Transcribe each record below word for word.

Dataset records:
※

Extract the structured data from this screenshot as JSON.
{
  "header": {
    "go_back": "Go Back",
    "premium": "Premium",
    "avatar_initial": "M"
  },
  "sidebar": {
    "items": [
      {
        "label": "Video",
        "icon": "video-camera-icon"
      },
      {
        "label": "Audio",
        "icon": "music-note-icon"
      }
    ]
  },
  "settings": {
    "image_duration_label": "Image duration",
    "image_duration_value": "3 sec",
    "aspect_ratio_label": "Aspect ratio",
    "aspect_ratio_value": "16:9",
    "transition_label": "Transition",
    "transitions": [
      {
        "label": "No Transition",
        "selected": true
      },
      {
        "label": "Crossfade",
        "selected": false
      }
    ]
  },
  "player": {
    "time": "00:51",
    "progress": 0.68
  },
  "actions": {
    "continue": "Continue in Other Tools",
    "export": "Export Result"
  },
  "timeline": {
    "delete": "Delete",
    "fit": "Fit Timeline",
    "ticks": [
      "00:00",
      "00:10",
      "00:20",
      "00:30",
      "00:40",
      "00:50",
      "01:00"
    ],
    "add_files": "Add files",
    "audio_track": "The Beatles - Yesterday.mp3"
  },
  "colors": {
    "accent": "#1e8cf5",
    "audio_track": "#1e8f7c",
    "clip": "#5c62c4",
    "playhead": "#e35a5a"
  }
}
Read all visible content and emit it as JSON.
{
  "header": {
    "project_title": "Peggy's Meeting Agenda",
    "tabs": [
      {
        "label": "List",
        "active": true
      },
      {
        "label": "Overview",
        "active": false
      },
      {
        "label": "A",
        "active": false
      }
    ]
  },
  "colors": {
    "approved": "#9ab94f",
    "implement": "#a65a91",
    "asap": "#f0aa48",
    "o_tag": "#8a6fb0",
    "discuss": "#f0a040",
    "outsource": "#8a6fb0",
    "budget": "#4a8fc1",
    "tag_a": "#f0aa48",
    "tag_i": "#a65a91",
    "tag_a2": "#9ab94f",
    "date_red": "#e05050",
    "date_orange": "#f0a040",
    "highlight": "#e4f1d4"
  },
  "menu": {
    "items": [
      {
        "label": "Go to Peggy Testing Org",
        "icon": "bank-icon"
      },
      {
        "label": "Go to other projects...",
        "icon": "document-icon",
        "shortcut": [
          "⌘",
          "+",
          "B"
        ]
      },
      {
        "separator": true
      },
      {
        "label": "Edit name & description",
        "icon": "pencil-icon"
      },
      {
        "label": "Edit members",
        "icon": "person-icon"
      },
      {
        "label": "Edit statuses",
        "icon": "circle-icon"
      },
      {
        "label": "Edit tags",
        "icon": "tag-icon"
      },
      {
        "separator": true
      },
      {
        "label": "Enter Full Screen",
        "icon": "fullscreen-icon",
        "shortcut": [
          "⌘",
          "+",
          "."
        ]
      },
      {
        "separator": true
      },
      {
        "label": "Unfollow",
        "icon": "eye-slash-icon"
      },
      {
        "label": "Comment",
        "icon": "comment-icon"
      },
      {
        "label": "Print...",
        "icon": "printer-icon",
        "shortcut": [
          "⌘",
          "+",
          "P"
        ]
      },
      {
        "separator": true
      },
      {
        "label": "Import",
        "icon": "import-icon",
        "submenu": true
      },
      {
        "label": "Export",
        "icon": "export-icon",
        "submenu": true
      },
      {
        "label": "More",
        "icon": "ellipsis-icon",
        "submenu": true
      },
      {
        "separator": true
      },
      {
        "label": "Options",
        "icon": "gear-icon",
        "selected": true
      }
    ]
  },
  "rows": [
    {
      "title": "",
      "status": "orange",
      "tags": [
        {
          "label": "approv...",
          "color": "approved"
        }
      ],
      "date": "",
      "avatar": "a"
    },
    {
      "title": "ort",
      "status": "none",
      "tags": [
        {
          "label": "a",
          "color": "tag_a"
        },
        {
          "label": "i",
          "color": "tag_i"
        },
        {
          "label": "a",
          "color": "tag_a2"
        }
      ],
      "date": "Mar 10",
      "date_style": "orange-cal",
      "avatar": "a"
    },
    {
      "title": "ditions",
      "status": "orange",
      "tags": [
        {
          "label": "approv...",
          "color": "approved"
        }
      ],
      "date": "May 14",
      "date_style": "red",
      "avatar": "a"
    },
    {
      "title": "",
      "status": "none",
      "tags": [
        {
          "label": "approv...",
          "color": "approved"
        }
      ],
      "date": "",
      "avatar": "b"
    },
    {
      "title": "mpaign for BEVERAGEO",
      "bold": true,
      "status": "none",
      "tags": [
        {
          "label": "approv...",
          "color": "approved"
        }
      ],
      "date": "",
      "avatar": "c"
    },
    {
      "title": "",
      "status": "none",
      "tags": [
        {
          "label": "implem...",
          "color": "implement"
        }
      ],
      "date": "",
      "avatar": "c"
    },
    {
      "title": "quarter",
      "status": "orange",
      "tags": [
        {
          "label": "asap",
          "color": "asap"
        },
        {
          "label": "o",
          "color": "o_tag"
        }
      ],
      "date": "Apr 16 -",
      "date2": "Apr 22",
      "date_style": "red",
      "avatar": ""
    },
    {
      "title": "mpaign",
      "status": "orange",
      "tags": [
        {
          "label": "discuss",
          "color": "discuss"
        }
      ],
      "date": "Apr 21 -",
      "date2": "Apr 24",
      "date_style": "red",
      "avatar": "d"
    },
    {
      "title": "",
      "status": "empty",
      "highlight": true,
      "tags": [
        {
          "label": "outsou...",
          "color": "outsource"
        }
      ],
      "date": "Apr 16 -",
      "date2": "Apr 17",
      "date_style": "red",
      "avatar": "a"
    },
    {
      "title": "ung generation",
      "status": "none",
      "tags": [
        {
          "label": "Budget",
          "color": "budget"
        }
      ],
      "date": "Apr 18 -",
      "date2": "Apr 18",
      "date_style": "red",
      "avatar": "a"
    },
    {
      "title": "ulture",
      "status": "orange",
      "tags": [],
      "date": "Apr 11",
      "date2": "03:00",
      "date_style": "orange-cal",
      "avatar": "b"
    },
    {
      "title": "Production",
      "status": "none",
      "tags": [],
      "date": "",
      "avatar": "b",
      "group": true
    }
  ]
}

※

RESULT OF THE TASK:
Extract the structured data from this screenshot as JSON.
{
  "header": {
    "go_back": "Go Back",
    "premium": "Premium",
    "avatar_initial": "M"
  },
  "sidebar": {
    "items": [
      {
        "label": "Video",
        "icon": "video-camera-icon"
      },
      {
        "label": "Audio",
        "icon": "music-note-icon"
      }
    ]
  },
  "settings": {
    "image_duration_label": "Image duration",
    "image_duration_value": "3 sec",
    "aspect_ratio_label": "Aspect ratio",
    "aspect_ratio_value": "16:9",
    "transition_label": "Transition",
    "transitions": [
      {
        "label": "No Transition",
        "selected": true
      },
      {
        "label": "Crossfade",
        "selected": false
      }
    ]
  },
  "player": {
    "time": "00:51",
    "progress": 0.68
  },
  "actions": {
    "continue": "Continue in Other Tools",
    "export": "Export Result"
  },
  "timeline": {
    "delete": "Delete",
    "fit": "Fit Timeline",
    "ticks": [
      "00:00",
      "00:10",
      "00:20",
      "00:30",
      "00:40",
      "00:50",
      "01:00"
    ],
    "add_files": "Add files",
    "audio_track": "The Beatles - Yesterday.mp3"
  },
  "colors": {
    "accent": "#1e8cf5",
    "audio_track": "#1e8f7c",
    "clip": "#5c62c4",
    "playhead": "#e35a5a"
  }
}
Read all visible content and emit it as JSON.
{
  "header": {
    "project_title": "Peggy's Meeting Agenda",
    "tabs": [
      {
        "label": "List",
        "active": true
      },
      {
        "label": "Overview",
        "active": false
      },
      {
        "label": "A",
        "active": false
      }
    ]
  },
  "colors": {
    "approved": "#9ab94f",
    "implement": "#a65a91",
    "asap": "#f0aa48",
    "o_tag": "#8a6fb0",
    "discuss": "#f0a040",
    "outsource": "#8a6fb0",
    "budget": "#4a8fc1",
    "tag_a": "#f0aa48",
    "tag_i": "#a65a91",
    "tag_a2": "#9ab94f",
    "date_red": "#e05050",
    "date_orange": "#f0a040",
    "highlight": "#e4f1d4"
  },
  "menu": {
    "items": [
      {
        "label": "Go to Peggy Testing Org",
        "icon": "bank-icon"
      },
      {
        "label": "Go to other projects...",
        "icon": "document-icon",
        "shortcut": [
          "⌘",
          "+",
          "B"
        ]
      },
      {
        "separator": true
      },
      {
        "label": "Edit name & description",
        "icon": "pencil-icon"
      },
      {
        "label": "Edit members",
        "icon": "person-icon"
      },
      {
        "label": "Edit statuses",
        "icon": "circle-icon"
      },
      {
        "label": "Edit tags",
        "icon": "tag-icon"
      },
      {
        "separator": true
      },
      {
        "label": "Enter Full Screen",
        "icon": "fullscreen-icon",
        "shortcut": [
          "⌘",
          "+",
          "."
        ]
      },
      {
        "separator": true
      },
      {
        "label": "Unfollow",
        "icon": "eye-slash-icon"
      },
      {
        "label": "Comment",
        "icon": "comment-icon"
      },
      {
        "label": "Print...",
        "icon": "printer-icon",
        "shortcut": [
          "⌘",
          "+",
          "P"
        ]
      },
      {
        "separator": true
      },
      {
        "label": "Import",
        "icon": "import-icon",
        "submenu": true
      },
      {
        "label": "Export",
        "icon": "export-icon",
        "submenu": true
      },
      {
        "label": "More",
        "icon": "ellipsis-icon",
        "submenu": true
      },
      {
        "separator": true
      },
      {
        "label": "Options",
        "icon": "gear-icon",
        "selected": true
      }
    ]
  },
  "rows": [
    {
      "title": "",
      "status": "orange",
      "tags": [
        {
          "label": "approv...",
          "color": "approved"
        }
      ],
      "date": "",
      "avatar": "a"
    },
    {
      "title": "ort",
      "status": "none",
      "tags": [
        {
          "label": "a",
          "color": "tag_a"
        },
        {
          "label": "i",
          "color": "tag_i"
        },
        {
          "label": "a",
          "color": "tag_a2"
        }
      ],
      "date": "Mar 10",
      "date_style": "orange-cal",
      "avatar": "a"
    },
    {
      "title": "ditions",
      "status": "orange",
      "tags": [
        {
          "label": "approv...",
          "color": "approved"
        }
      ],
      "date": "May 14",
      "date_style": "red",
      "avatar": "a"
    },
    {
      "title": "",
      "status": "none",
      "tags": [
        {
          "label": "approv...",
          "color": "approved"
        }
      ],
      "date": "",
      "avatar": "b"
    },
    {
      "title": "mpaign for BEVERAGEO",
      "bold": true,
      "status": "none",
      "tags": [
        {
          "label": "approv...",
          "color": "approved"
        }
      ],
      "date": "",
      "avatar": "c"
    },
    {
      "title": "",
      "status": "none",
      "tags": [
        {
          "label": "implem...",
          "color": "implement"
        }
      ],
      "date": "",
      "avatar": "c"
    },
    {
      "title": "quarter",
      "status": "orange",
      "tags": [
        {
          "label": "asap",
          "color": "asap"
        },
        {
          "label": "o",
          "color": "o_tag"
        }
      ],
      "date": "Apr 16 -",
      "date2": "Apr 22",
      "date_style": "red",
      "avatar": ""
    },
    {
      "title": "mpaign",
      "status": "orange",
      "tags": [
        {
          "label": "discuss",
          "color": "discuss"
        }
      ],
      "date": "Apr 21 -",
      "date2": "Apr 24",
      "date_style": "red",
      "avatar": "d"
    },
    {
      "title": "",
      "status": "empty",
      "highlight": true,
      "tags": [
        {
          "label": "outsou...",
          "color": "outsource"
        }
      ],
      "date": "Apr 16 -",
      "date2": "Apr 17",
      "date_style": "red",
      "avatar": "a"
    },
    {
      "title": "ung generation",
      "status": "none",
      "tags": [
        {
          "label": "Budget",
          "color": "budget"
        }
      ],
      "date": "Apr 18 -",
      "date2": "Apr 18",
      "date_style": "red",
      "avatar": "a"
    },
    {
      "title": "ulture",
      "status": "orange",
      "tags": [],
      "date": "Apr 11",
      "date2": "03:00",
      "date_style": "orange-cal",
      "avatar": "b"
    },
    {
      "title": "Production",
      "status": "none",
      "tags": [],
      "date": "",
      "avatar": "b",
      "group": true
    }
  ]
}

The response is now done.